• [Problem to work on] Go through the entries below and pick out every line with "pensiero".

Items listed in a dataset
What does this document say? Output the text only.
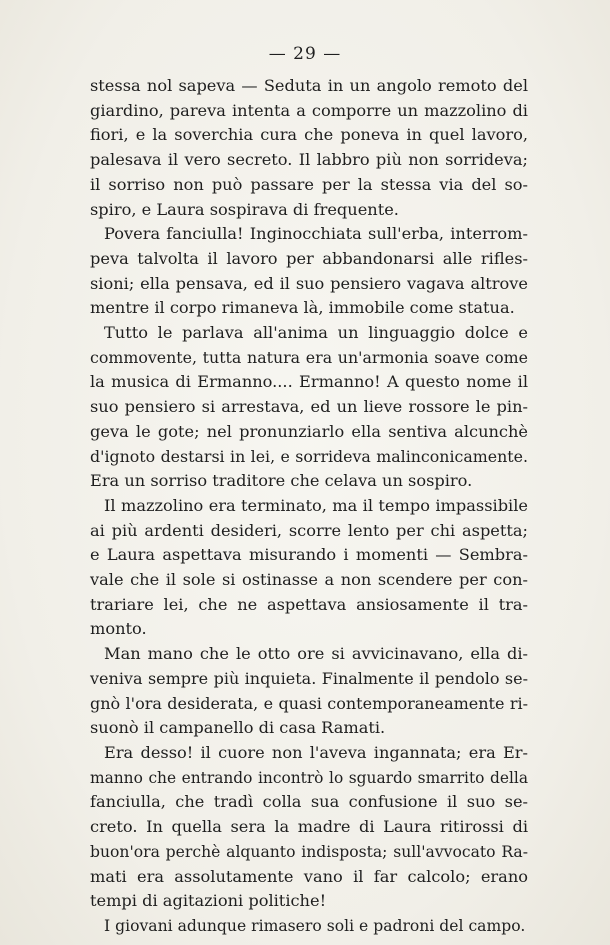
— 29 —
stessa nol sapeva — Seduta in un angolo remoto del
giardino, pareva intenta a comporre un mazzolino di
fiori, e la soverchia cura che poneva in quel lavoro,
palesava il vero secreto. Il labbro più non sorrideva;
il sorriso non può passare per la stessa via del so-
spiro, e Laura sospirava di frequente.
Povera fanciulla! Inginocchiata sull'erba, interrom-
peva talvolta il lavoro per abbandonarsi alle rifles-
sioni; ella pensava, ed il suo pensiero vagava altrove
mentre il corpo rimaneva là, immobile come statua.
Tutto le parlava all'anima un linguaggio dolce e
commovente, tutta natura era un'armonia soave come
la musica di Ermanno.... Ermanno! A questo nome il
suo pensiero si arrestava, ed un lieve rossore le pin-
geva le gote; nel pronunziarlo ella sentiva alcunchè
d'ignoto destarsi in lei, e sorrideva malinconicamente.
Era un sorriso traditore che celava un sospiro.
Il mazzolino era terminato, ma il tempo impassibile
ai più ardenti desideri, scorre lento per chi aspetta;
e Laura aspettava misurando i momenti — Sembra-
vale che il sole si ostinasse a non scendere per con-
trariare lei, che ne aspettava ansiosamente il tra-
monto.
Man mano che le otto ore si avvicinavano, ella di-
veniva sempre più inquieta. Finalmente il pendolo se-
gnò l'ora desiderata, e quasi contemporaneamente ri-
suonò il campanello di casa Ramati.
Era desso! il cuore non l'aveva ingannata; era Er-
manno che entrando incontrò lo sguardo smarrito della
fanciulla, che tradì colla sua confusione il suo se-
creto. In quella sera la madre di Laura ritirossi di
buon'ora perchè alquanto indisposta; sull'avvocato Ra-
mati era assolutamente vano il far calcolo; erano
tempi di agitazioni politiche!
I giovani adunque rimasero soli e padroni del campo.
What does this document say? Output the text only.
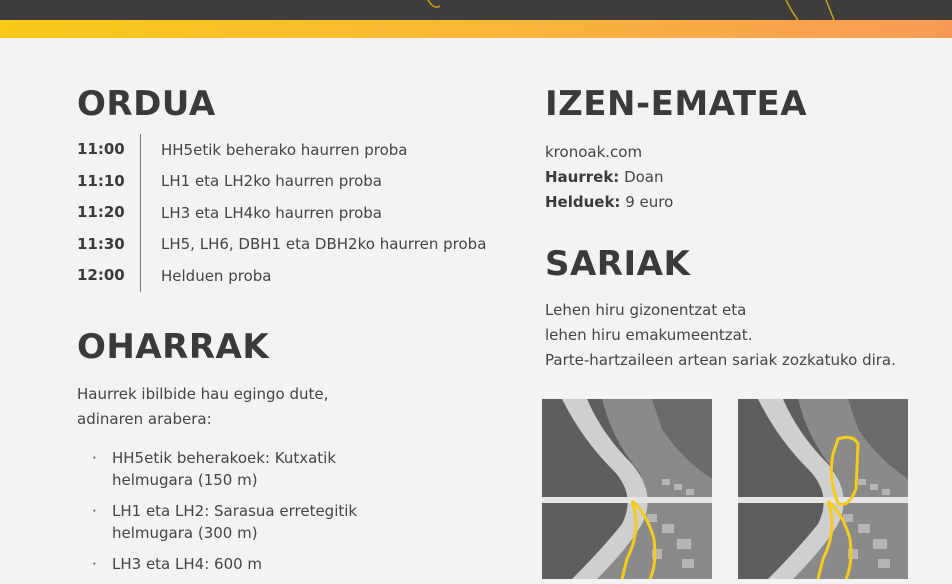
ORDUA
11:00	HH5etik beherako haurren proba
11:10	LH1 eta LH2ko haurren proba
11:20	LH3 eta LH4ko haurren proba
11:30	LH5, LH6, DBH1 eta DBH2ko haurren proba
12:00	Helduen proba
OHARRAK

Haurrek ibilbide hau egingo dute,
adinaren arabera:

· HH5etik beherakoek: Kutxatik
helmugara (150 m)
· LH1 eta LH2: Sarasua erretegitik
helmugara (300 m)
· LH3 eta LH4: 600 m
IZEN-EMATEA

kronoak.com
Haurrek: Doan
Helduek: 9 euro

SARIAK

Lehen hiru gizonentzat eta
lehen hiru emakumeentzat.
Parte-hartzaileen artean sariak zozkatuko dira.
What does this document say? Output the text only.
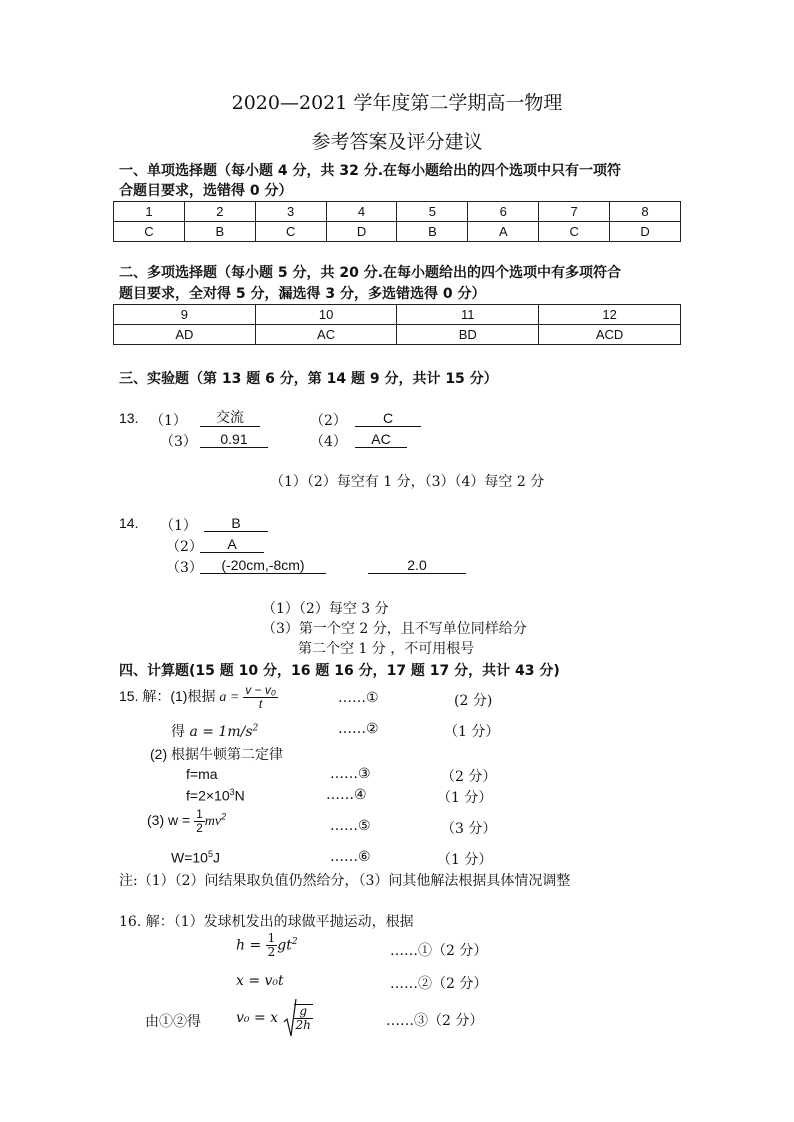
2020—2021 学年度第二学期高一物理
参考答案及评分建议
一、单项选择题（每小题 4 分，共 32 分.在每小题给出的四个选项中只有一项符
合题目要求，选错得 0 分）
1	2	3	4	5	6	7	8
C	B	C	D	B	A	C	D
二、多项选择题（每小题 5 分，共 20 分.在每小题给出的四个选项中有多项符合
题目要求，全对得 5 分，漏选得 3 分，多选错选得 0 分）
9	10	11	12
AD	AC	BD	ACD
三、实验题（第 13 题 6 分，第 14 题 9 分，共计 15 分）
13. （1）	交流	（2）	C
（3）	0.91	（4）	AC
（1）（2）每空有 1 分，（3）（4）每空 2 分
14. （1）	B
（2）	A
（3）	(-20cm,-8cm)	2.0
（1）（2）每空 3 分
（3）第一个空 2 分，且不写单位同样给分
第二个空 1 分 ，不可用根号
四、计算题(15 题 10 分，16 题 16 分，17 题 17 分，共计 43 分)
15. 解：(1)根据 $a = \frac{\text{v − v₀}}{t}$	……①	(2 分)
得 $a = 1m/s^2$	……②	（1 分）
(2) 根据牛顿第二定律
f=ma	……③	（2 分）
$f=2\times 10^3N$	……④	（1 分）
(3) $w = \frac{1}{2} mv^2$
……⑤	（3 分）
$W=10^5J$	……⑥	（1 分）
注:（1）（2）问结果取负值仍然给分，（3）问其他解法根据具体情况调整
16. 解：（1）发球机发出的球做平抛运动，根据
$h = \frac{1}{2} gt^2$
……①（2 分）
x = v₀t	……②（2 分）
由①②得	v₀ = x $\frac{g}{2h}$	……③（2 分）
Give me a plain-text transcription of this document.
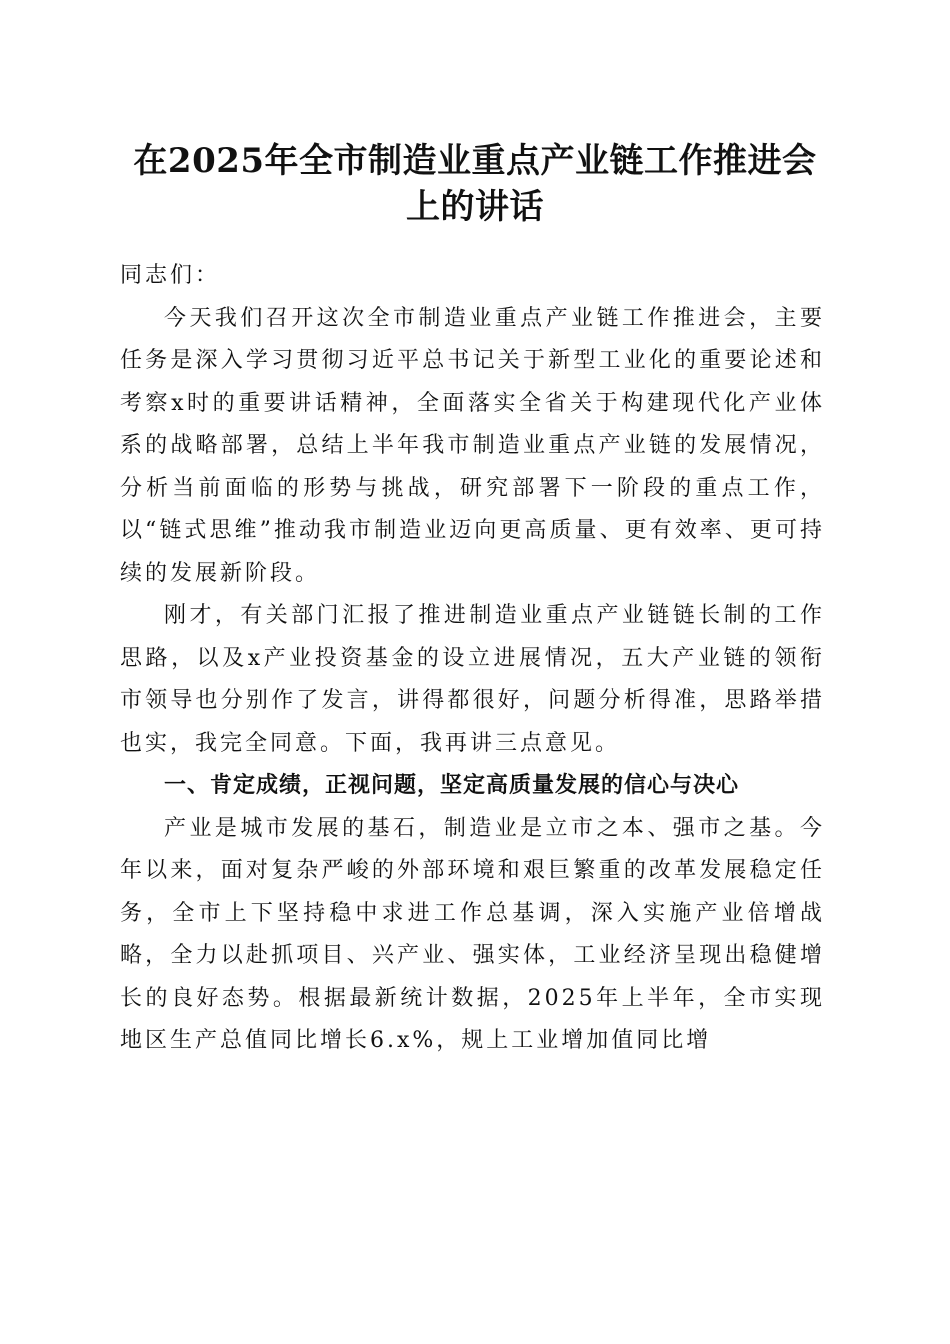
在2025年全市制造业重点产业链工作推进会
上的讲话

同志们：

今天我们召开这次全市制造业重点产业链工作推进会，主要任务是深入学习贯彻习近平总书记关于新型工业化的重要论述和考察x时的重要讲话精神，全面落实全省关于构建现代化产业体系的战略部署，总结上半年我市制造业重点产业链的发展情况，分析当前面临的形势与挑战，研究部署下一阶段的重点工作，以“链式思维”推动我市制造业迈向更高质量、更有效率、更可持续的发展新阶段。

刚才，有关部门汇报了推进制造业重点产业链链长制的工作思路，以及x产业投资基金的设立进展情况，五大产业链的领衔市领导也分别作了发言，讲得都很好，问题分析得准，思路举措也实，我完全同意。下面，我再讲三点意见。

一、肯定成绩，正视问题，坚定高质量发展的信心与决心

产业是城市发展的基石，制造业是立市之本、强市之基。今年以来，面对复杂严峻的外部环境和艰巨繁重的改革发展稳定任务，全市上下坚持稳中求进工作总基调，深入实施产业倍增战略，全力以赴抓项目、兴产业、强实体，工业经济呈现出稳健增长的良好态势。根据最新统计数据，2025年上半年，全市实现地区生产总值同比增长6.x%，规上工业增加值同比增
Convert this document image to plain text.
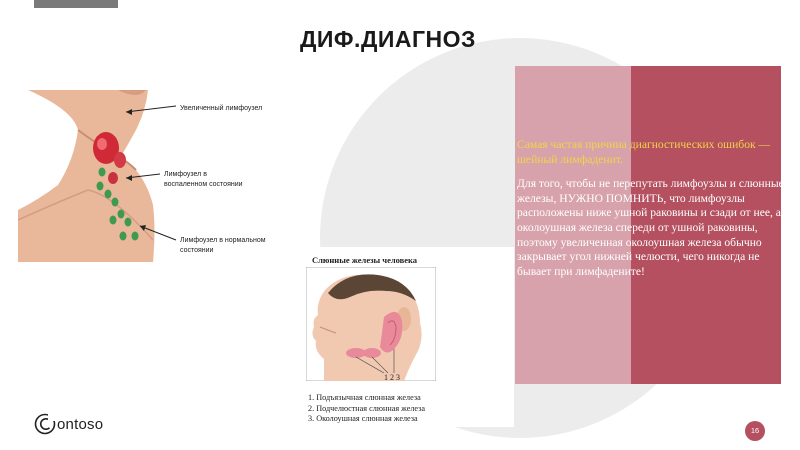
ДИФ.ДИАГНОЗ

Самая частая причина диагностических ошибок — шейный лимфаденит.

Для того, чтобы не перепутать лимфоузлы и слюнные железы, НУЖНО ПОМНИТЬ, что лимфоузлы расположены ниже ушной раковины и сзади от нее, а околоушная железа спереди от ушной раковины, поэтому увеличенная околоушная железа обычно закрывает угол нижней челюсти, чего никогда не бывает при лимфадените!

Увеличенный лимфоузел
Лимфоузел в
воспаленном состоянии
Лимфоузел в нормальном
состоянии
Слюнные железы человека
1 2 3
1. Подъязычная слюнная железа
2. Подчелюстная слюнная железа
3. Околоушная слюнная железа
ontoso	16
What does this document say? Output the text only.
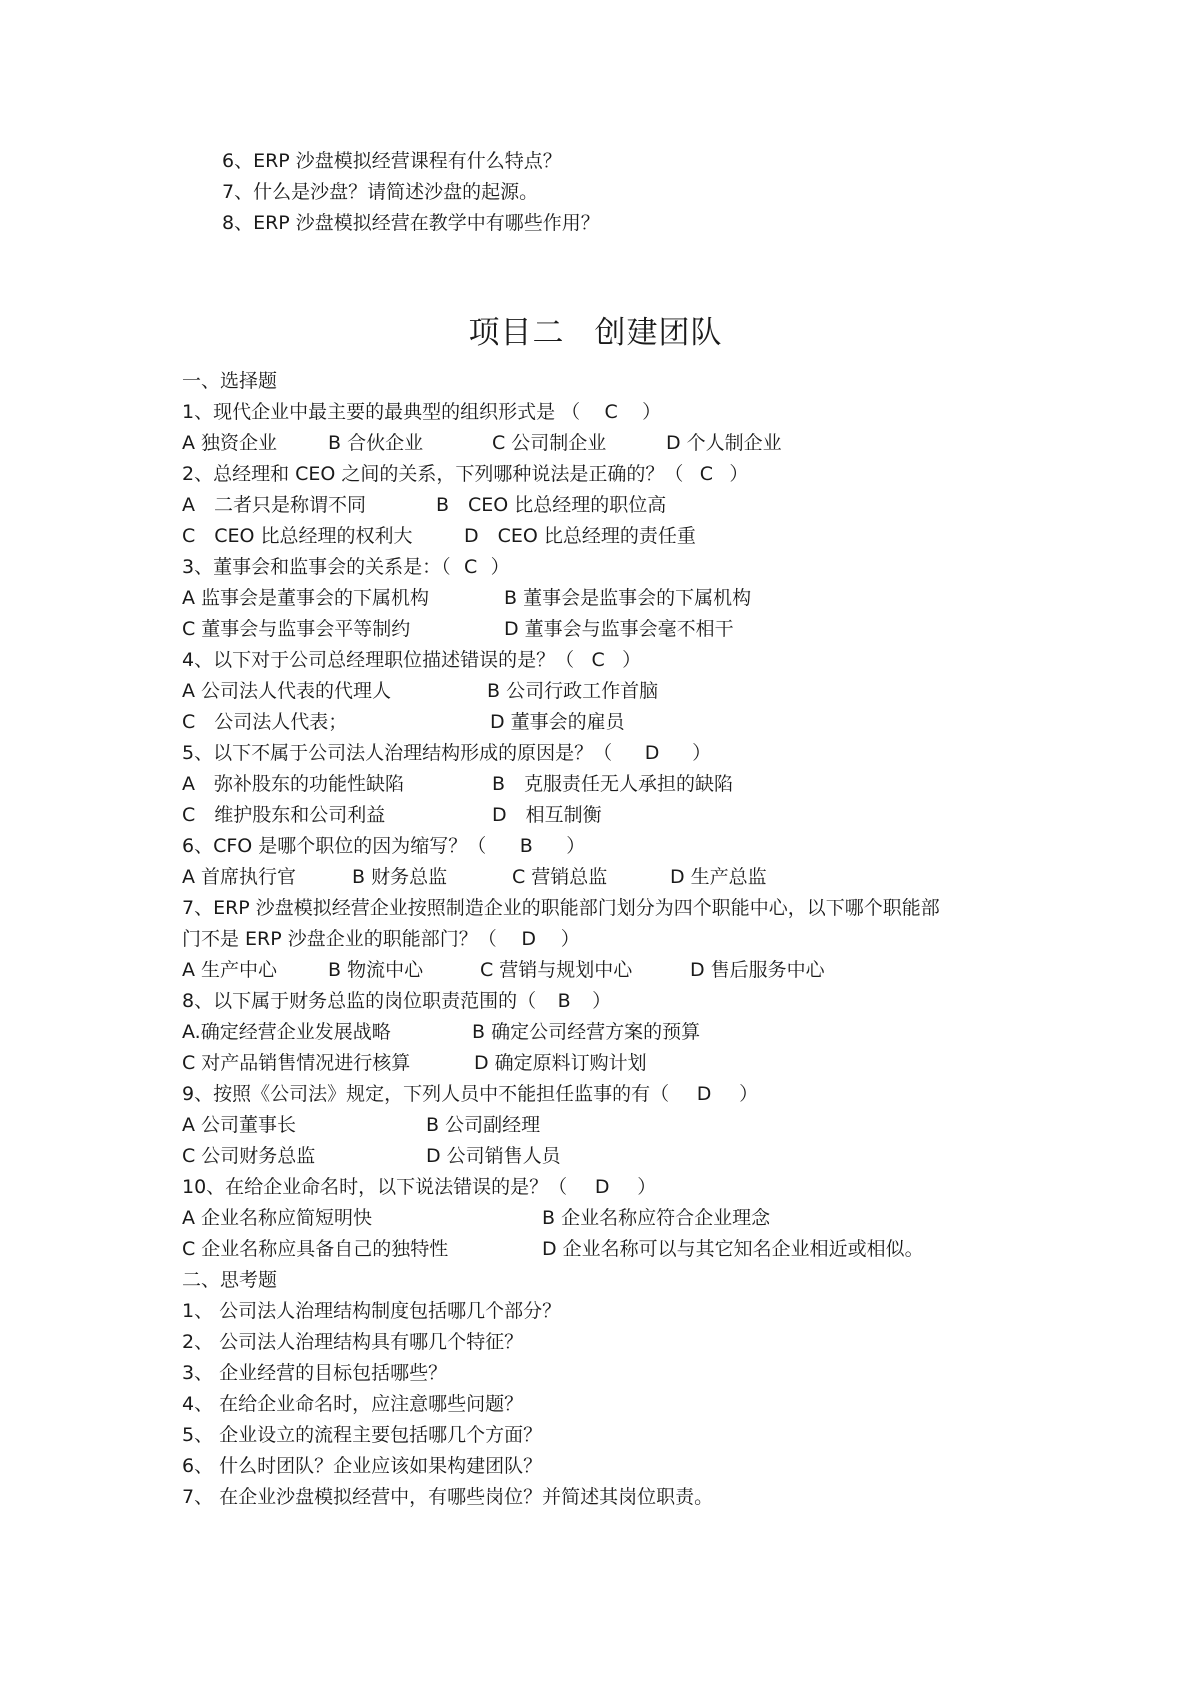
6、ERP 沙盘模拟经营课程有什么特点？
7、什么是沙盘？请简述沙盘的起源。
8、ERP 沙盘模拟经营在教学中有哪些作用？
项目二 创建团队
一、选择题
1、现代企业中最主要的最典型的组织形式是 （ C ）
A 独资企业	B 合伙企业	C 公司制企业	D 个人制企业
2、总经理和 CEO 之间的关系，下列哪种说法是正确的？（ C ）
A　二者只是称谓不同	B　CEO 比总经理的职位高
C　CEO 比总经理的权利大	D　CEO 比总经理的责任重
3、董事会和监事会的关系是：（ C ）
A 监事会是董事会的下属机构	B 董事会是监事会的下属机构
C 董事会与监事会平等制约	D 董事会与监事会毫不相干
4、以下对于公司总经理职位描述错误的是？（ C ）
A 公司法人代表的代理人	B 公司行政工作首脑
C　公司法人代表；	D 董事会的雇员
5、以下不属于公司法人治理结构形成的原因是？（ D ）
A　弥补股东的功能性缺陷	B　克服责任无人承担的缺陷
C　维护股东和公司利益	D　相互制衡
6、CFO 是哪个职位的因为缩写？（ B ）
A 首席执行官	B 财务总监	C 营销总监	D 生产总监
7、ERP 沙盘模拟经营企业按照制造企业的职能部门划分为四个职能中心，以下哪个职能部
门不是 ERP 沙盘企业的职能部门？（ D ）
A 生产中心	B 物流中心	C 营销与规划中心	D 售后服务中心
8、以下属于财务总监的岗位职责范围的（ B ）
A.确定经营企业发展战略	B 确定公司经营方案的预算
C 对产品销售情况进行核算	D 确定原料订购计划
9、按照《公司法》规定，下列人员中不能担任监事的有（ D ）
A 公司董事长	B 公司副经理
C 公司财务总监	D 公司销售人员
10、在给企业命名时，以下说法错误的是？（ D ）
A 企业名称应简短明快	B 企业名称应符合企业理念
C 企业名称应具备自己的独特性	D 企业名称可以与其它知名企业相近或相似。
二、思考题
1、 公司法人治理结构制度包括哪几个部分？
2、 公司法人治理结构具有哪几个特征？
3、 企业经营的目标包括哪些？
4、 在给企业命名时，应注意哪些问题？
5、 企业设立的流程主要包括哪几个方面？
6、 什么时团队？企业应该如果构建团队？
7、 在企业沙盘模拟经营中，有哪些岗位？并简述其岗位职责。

• [Finished task]
sioni; ella pensava, ed il suo pensiero vagava altrove
suo pensiero si arrestava, ed un lieve rossore le pin-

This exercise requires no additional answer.